**Task**
Reproduce all of the listing below without alteration.

(Data entries)
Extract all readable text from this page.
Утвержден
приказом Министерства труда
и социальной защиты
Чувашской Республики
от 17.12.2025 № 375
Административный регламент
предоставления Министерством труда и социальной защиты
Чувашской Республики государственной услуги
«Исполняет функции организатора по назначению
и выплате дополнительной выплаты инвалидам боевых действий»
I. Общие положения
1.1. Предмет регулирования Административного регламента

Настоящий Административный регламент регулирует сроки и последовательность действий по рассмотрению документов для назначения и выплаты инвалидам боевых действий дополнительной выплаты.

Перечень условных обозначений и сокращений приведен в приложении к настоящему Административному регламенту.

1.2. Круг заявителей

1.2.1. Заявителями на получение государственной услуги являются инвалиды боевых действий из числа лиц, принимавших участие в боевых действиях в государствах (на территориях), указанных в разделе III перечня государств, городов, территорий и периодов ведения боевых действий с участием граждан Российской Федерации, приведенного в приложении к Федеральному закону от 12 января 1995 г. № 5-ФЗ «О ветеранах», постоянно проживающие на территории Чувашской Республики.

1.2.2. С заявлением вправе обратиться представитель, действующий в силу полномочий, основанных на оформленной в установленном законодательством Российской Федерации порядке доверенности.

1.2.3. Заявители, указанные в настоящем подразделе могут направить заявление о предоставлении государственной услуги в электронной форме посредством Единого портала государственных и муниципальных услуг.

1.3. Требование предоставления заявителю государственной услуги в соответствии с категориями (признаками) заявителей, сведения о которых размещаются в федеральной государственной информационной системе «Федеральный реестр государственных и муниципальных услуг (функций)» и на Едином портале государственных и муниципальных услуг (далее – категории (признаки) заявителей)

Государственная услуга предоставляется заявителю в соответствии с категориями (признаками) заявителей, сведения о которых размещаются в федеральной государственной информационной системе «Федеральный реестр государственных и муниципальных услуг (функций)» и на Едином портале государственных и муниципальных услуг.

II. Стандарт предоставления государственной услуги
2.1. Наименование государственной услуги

**Completed exercise**
Extract all readable text from this page.
Утвержден
приказом Министерства труда
и социальной защиты
Чувашской Республики
от 17.12.2025 № 375
Административный регламент
предоставления Министерством труда и социальной защиты
Чувашской Республики государственной услуги
«Исполняет функции организатора по назначению
и выплате дополнительной выплаты инвалидам боевых действий»
I. Общие положения
1.1. Предмет регулирования Административного регламента

Настоящий Административный регламент регулирует сроки и последовательность действий по рассмотрению документов для назначения и выплаты инвалидам боевых действий дополнительной выплаты.

Перечень условных обозначений и сокращений приведен в приложении к настоящему Административному регламенту.

1.2. Круг заявителей

1.2.1. Заявителями на получение государственной услуги являются инвалиды боевых действий из числа лиц, принимавших участие в боевых действиях в государствах (на территориях), указанных в разделе III перечня государств, городов, территорий и периодов ведения боевых действий с участием граждан Российской Федерации, приведенного в приложении к Федеральному закону от 12 января 1995 г. № 5-ФЗ «О ветеранах», постоянно проживающие на территории Чувашской Республики.

1.2.2. С заявлением вправе обратиться представитель, действующий в силу полномочий, основанных на оформленной в установленном законодательством Российской Федерации порядке доверенности.

1.2.3. Заявители, указанные в настоящем подразделе могут направить заявление о предоставлении государственной услуги в электронной форме посредством Единого портала государственных и муниципальных услуг.

1.3. Требование предоставления заявителю государственной услуги в соответствии с категориями (признаками) заявителей, сведения о которых размещаются в федеральной государственной информационной системе «Федеральный реестр государственных и муниципальных услуг (функций)» и на Едином портале государственных и муниципальных услуг (далее – категории (признаки) заявителей)

Государственная услуга предоставляется заявителю в соответствии с категориями (признаками) заявителей, сведения о которых размещаются в федеральной государственной информационной системе «Федеральный реестр государственных и муниципальных услуг (функций)» и на Едином портале государственных и муниципальных услуг.

II. Стандарт предоставления государственной услуги
2.1. Наименование государственной услуги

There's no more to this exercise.